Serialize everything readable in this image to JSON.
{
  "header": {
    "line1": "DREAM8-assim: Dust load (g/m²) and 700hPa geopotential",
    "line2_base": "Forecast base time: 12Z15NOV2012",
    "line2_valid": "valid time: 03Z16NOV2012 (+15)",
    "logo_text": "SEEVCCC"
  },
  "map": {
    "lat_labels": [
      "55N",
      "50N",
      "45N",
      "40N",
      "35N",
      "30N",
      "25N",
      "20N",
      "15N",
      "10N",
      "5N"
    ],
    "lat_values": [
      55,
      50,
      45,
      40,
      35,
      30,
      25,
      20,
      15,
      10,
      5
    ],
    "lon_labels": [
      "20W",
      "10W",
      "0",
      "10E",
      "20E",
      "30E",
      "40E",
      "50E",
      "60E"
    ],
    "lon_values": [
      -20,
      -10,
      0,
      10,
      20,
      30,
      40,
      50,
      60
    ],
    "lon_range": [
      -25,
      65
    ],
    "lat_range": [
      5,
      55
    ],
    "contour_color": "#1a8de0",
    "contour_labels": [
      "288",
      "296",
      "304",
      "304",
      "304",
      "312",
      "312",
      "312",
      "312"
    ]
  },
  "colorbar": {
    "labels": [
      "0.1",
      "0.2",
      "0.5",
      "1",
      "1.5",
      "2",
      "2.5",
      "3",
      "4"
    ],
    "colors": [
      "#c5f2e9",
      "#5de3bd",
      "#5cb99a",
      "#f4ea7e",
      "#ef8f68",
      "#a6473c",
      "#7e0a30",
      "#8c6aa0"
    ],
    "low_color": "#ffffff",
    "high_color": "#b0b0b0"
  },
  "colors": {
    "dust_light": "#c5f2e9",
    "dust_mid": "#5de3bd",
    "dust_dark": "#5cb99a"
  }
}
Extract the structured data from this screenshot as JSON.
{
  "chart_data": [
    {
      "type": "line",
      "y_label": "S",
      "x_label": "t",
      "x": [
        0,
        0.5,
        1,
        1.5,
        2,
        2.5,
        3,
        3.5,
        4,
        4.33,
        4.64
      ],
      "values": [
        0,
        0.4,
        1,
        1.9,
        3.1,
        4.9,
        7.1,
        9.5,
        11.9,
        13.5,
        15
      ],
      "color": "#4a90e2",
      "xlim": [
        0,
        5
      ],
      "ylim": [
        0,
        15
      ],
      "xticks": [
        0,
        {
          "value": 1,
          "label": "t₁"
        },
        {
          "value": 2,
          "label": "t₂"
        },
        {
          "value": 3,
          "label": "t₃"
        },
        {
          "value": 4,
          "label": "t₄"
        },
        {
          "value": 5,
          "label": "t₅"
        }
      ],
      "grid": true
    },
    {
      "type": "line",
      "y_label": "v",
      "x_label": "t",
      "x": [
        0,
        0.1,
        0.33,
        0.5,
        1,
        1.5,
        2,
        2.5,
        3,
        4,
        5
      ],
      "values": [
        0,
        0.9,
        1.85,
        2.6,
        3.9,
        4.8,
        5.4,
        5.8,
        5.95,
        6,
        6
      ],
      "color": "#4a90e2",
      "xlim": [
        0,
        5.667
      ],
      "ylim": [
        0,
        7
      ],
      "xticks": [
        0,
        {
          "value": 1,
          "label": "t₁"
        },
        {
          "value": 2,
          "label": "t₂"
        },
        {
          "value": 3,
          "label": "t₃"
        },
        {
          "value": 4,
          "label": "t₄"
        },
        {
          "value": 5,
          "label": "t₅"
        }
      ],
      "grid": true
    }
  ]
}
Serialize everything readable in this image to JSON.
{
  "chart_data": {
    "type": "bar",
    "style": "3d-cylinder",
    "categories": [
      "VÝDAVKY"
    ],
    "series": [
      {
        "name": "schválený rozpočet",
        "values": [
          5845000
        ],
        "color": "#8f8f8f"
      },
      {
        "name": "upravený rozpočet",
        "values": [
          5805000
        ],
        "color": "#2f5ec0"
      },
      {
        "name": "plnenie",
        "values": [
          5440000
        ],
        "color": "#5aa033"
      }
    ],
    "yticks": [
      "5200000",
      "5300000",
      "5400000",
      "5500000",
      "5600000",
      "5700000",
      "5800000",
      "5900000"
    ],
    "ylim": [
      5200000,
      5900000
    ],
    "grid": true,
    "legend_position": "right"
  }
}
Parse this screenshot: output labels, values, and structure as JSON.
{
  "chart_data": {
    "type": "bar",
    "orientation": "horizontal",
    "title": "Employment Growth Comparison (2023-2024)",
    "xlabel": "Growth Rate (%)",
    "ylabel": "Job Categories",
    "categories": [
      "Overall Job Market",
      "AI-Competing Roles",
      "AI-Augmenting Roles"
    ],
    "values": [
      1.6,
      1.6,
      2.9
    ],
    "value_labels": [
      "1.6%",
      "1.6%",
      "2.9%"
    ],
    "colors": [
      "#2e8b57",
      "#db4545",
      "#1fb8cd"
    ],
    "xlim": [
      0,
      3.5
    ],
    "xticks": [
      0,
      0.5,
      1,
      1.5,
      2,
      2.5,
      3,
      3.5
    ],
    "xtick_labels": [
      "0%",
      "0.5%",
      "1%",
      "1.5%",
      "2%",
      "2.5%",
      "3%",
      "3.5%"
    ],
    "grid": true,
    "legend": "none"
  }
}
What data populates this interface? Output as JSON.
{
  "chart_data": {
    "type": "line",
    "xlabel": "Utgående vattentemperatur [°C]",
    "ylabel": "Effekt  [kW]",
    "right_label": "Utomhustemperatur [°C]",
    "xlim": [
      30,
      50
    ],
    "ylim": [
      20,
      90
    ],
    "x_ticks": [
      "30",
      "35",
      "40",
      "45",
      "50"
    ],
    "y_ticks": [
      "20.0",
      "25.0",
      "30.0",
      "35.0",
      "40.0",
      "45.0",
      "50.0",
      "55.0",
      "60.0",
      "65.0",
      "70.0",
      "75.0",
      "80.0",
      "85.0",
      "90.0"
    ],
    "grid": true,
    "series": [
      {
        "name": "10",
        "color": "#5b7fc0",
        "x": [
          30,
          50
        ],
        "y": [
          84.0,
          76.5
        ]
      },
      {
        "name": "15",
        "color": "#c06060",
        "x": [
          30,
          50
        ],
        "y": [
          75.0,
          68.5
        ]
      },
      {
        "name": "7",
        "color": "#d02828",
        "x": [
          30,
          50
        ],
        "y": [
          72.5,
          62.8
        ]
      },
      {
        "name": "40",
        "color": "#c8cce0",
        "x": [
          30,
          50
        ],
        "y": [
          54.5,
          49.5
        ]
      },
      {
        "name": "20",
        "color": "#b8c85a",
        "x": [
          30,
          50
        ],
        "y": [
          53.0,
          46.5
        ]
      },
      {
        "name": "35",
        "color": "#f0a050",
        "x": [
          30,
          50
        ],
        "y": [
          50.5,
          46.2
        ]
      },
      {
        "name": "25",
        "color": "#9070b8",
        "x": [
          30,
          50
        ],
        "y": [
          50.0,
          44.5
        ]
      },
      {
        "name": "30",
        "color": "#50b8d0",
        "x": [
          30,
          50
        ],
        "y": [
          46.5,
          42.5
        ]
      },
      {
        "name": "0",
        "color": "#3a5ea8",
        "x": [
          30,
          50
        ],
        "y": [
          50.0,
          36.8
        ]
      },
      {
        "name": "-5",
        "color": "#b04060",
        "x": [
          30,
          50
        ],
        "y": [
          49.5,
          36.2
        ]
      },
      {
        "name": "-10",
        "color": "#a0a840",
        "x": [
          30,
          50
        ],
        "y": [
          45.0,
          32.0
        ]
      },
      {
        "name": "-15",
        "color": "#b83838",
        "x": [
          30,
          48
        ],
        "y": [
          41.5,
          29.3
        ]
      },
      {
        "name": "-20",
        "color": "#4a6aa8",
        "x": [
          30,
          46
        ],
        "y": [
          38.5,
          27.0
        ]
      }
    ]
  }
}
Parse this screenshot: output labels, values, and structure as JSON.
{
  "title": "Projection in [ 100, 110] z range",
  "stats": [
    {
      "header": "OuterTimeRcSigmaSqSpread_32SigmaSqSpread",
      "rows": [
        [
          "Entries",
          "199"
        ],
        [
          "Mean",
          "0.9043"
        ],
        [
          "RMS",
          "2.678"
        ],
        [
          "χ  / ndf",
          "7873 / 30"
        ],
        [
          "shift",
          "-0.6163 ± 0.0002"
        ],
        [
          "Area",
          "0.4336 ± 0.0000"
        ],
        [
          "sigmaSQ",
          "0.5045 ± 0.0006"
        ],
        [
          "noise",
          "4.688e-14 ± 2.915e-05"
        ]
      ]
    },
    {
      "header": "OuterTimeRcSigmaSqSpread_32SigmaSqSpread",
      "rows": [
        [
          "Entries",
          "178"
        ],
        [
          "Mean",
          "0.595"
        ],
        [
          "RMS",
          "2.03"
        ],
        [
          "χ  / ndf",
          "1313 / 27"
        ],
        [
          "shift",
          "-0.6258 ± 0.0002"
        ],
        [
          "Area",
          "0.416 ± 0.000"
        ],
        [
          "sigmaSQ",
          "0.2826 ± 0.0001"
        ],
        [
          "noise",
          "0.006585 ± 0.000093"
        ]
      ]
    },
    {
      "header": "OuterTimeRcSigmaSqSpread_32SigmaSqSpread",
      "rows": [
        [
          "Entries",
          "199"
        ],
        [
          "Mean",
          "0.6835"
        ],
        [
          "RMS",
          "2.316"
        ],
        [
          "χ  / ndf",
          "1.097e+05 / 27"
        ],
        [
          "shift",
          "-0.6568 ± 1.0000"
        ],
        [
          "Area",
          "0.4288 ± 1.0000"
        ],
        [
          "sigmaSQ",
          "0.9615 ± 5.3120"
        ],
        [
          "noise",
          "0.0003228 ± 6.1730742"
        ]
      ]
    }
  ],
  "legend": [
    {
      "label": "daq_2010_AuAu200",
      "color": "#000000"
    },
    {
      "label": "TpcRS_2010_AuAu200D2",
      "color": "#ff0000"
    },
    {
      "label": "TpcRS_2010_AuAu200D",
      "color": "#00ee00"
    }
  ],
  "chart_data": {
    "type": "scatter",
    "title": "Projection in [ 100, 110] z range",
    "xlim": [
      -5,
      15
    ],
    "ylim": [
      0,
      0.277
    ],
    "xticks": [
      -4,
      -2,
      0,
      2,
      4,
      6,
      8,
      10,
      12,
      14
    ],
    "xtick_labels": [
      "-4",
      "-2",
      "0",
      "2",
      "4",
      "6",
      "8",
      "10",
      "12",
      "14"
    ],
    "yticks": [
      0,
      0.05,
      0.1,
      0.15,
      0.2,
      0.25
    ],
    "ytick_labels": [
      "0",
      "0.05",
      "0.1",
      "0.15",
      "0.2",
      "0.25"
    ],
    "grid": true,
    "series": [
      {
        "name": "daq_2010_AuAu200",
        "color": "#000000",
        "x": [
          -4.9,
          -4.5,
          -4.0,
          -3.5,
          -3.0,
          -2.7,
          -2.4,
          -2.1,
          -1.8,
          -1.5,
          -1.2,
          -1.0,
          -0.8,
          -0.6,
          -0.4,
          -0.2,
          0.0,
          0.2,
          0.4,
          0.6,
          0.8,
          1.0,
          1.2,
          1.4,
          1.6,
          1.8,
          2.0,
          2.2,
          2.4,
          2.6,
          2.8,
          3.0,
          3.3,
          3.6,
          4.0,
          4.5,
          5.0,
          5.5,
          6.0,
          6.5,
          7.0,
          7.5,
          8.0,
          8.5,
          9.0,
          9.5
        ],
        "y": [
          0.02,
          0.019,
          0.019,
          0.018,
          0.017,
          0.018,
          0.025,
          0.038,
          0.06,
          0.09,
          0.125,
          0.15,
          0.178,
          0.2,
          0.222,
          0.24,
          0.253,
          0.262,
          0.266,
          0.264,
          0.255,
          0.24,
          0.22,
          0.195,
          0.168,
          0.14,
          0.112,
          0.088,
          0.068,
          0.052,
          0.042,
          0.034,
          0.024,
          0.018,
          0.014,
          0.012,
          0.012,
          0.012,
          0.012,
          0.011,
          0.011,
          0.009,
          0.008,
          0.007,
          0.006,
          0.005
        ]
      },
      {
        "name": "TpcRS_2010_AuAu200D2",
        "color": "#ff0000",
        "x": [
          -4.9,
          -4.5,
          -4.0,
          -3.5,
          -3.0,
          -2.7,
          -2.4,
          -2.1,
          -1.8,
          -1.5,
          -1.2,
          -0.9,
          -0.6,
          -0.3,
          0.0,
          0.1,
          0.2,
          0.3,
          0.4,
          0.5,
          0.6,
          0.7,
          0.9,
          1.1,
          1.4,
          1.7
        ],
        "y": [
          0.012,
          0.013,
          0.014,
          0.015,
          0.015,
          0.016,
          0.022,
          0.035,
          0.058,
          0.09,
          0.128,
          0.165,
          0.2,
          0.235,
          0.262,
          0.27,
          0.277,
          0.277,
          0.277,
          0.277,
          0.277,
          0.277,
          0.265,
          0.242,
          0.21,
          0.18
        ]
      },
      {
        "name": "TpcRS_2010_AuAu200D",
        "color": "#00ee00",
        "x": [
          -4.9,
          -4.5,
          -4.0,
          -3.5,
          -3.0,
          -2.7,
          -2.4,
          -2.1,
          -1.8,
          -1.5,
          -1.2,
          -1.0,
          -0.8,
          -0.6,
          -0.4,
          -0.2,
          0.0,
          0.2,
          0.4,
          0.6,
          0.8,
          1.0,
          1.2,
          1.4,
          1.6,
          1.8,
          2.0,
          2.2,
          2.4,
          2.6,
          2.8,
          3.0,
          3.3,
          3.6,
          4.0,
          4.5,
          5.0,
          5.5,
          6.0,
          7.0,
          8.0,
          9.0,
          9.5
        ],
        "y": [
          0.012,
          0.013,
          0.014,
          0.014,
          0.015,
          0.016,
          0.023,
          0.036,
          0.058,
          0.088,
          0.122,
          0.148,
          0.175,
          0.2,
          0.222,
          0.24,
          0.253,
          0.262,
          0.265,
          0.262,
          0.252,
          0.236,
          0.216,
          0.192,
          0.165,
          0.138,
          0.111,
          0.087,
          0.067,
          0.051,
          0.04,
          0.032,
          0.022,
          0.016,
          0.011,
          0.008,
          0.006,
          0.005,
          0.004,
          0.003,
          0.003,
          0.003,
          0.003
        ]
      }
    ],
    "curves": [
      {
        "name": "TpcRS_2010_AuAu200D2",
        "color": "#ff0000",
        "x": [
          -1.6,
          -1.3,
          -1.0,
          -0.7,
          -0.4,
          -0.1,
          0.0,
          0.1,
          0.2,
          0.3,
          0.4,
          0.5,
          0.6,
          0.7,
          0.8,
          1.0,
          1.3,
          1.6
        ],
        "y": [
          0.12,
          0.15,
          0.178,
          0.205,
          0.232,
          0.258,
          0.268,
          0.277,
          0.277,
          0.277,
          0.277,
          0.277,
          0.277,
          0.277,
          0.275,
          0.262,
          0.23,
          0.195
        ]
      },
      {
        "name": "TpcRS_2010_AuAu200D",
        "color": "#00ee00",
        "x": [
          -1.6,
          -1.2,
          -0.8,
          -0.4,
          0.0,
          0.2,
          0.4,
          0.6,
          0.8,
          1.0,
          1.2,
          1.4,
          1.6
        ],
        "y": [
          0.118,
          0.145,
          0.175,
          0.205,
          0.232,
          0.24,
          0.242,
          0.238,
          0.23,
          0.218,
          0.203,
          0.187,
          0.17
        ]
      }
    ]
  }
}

::::

**Required work:**
Tell how many lines of the records above hold the string "rozpočet". Give no other text.

**Final result:**
2